# Task prompt
Omit all images, then return the remaining material exactly as it stands.

═══ Data ═══

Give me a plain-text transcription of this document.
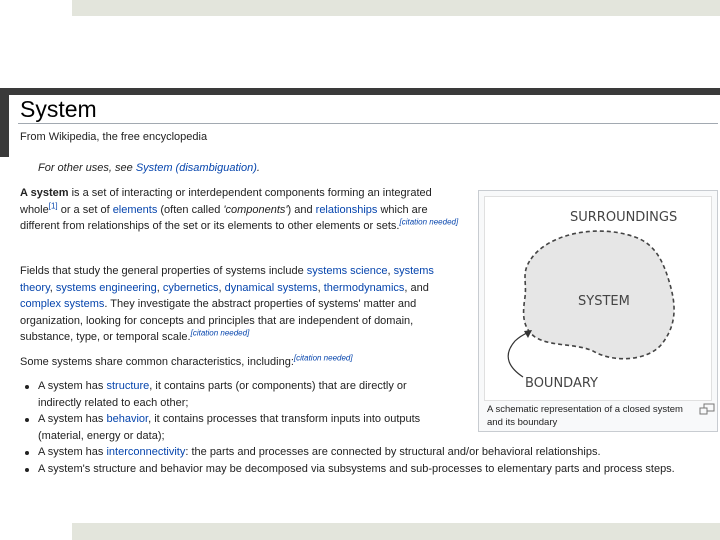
System
From Wikipedia, the free encyclopedia
For other uses, see System (disambiguation).

A system is a set of interacting or interdependent components forming an integrated whole[1] or a set of elements (often called 'components') and relationships which are different from relationships of the set or its elements to other elements or sets.[citation needed]

Fields that study the general properties of systems include systems science, systems theory, systems engineering, cybernetics, dynamical systems, thermodynamics, and complex systems. They investigate the abstract properties of systems' matter and organization, looking for concepts and principles that are independent of domain, substance, type, or temporal scale.[citation needed]

Some systems share common characteristics, including:[citation needed]

A system has structure, it contains parts (or components) that are directly or indirectly related to each other;
A system has behavior, it contains processes that transform inputs into outputs (material, energy or data);
A system has interconnectivity: the parts and processes are connected by structural and/or behavioral relationships.
A system's structure and behavior may be decomposed via subsystems and sub-processes to elementary parts and process steps.
SURROUNDINGS
SYSTEM
BOUNDARY
A schematic representation of a closed system and its boundary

═══

# Problem solution
Give me a plain-text transcription of this document.
System
From Wikipedia, the free encyclopedia
For other uses, see System (disambiguation).

A system is a set of interacting or interdependent components forming an integrated whole[1] or a set of elements (often called 'components') and relationships which are different from relationships of the set or its elements to other elements or sets.[citation needed]

Fields that study the general properties of systems include systems science, systems theory, systems engineering, cybernetics, dynamical systems, thermodynamics, and complex systems. They investigate the abstract properties of systems' matter and organization, looking for concepts and principles that are independent of domain, substance, type, or temporal scale.[citation needed]

Some systems share common characteristics, including:[citation needed]

A system has structure, it contains parts (or components) that are directly or indirectly related to each other;
A system has behavior, it contains processes that transform inputs into outputs (material, energy or data);
A system has interconnectivity: the parts and processes are connected by structural and/or behavioral relationships.
A system's structure and behavior may be decomposed via subsystems and sub-processes to elementary parts and process steps.
SURROUNDINGS
SYSTEM
BOUNDARY
A schematic representation of a closed system and its boundary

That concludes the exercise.